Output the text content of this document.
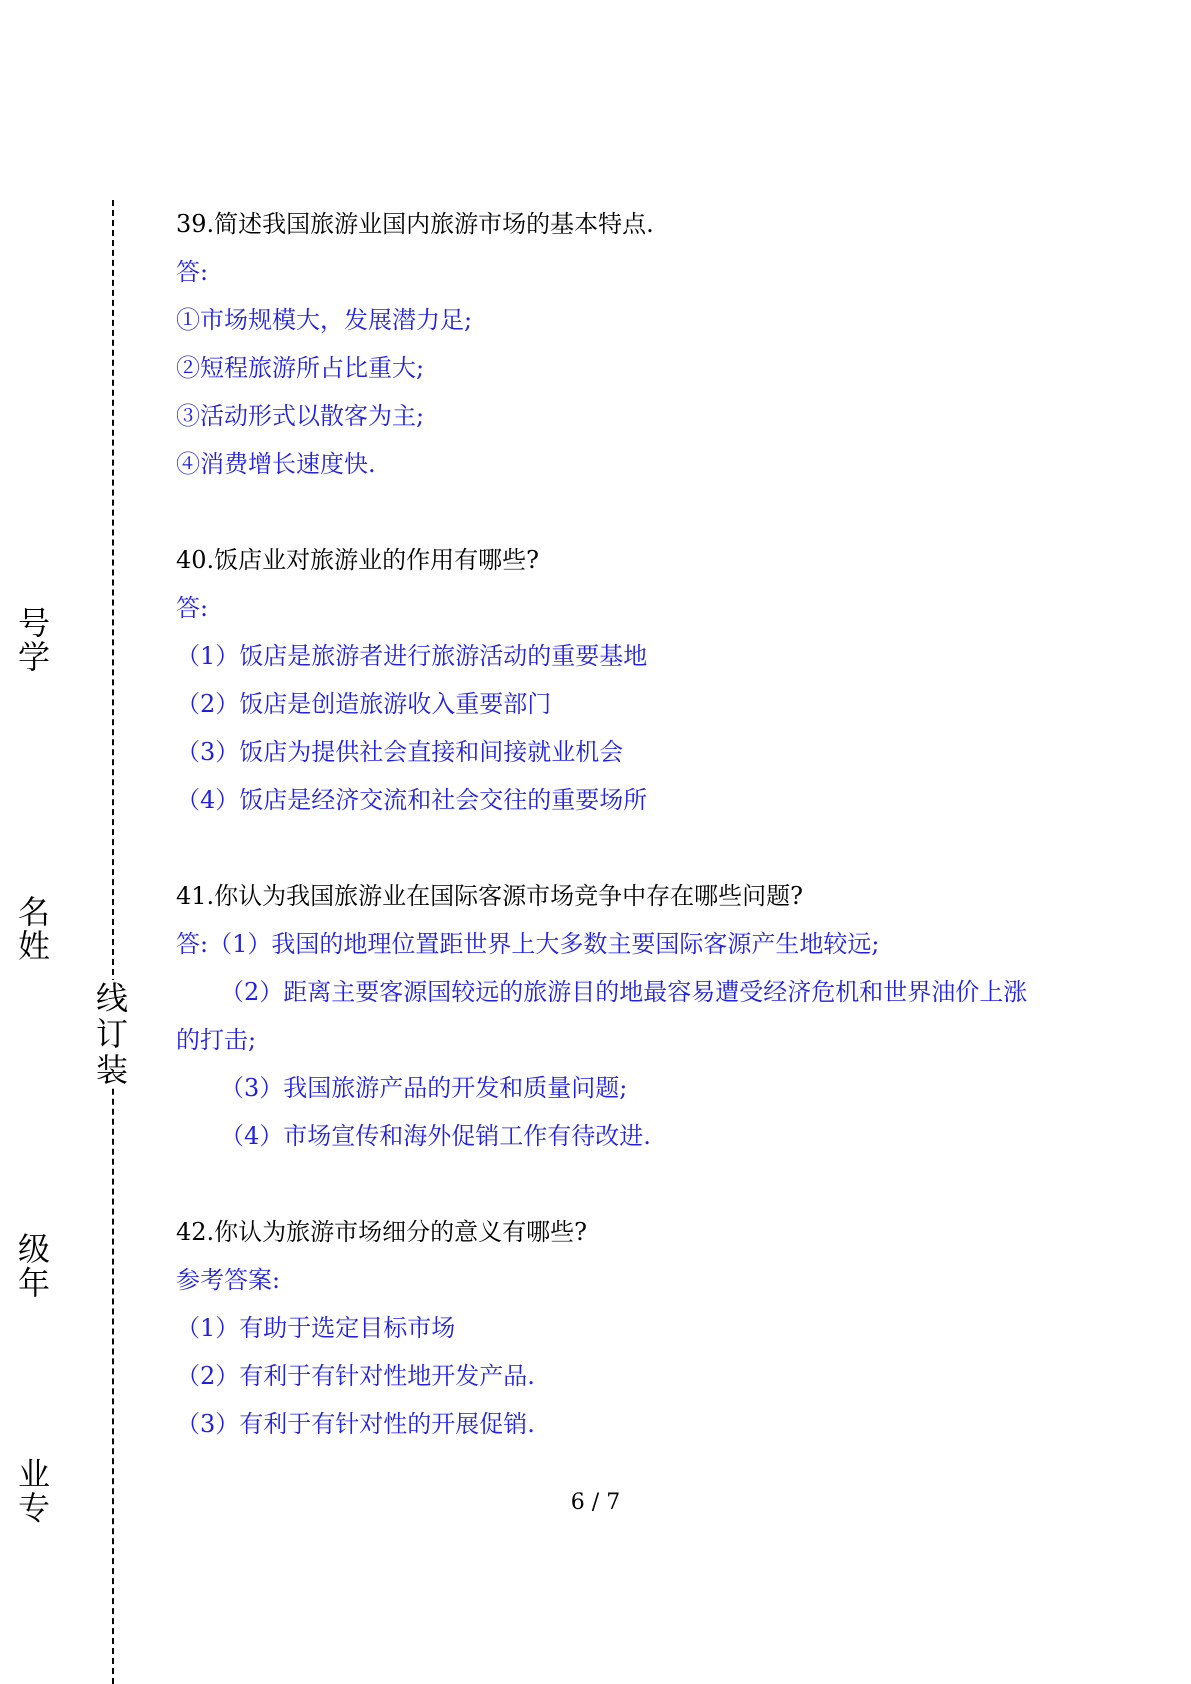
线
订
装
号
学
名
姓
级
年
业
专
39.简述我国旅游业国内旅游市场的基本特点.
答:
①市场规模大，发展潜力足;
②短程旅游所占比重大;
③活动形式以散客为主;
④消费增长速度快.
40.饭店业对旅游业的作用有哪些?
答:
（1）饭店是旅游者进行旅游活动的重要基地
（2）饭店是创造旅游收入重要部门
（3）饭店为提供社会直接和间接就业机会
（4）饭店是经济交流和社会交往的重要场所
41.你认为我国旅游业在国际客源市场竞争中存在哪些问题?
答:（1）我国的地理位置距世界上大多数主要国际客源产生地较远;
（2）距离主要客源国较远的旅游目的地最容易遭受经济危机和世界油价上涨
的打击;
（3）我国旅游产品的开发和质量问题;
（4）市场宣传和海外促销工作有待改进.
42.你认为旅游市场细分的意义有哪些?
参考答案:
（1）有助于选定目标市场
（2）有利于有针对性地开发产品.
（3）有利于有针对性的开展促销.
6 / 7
========
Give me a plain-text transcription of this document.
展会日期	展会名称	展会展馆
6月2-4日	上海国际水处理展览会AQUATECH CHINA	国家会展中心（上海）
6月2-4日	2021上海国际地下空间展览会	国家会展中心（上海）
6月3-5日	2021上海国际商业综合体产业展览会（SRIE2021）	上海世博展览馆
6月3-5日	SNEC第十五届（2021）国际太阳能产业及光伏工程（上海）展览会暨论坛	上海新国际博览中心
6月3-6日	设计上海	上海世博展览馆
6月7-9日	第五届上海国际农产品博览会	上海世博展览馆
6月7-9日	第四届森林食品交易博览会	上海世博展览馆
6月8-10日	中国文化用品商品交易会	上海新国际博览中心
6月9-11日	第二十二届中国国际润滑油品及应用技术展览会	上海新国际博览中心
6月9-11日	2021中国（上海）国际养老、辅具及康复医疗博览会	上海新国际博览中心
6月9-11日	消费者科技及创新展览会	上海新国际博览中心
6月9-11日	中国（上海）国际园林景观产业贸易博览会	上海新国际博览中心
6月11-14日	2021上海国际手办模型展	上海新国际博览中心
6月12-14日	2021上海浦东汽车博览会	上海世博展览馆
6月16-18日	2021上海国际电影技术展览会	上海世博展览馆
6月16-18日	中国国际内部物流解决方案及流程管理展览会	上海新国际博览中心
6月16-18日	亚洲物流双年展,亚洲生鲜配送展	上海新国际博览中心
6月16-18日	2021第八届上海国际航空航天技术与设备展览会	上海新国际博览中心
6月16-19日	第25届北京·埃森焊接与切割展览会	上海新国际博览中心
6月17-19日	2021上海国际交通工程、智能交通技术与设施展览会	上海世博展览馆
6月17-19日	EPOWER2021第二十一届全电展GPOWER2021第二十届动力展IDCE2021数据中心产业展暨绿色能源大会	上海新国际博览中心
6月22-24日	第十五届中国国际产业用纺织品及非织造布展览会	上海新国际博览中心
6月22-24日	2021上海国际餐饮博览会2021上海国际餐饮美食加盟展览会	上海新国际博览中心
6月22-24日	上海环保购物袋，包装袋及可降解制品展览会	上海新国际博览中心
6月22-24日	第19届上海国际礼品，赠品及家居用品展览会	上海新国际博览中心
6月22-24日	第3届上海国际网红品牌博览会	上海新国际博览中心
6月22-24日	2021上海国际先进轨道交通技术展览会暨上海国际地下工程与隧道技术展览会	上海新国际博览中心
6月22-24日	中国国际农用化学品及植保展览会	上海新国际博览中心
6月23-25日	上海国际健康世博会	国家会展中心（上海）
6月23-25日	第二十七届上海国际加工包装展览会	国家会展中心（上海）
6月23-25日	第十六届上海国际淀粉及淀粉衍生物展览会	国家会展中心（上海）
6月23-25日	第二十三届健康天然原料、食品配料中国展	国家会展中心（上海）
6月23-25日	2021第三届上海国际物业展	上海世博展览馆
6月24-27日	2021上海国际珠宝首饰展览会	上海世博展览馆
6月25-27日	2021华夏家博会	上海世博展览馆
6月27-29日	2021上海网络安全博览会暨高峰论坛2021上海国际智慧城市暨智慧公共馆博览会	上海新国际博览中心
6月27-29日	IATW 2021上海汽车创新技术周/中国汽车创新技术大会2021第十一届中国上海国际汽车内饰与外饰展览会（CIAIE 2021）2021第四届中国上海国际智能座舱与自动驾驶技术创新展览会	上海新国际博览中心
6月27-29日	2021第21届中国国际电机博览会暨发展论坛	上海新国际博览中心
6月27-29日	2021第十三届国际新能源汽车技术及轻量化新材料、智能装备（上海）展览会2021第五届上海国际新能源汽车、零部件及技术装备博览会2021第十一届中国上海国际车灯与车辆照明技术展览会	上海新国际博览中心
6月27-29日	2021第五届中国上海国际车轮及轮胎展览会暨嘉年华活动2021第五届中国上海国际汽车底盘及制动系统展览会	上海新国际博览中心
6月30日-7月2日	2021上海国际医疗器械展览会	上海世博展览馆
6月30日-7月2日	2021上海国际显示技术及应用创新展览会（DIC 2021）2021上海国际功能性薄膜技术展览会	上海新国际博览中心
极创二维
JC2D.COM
========
- _GOAL_: Pull out each line of the entries that contains "document".

- _EXERCISE SOLUTION_:
Output the text content of this document.
Give me a plain-text transcription of this document.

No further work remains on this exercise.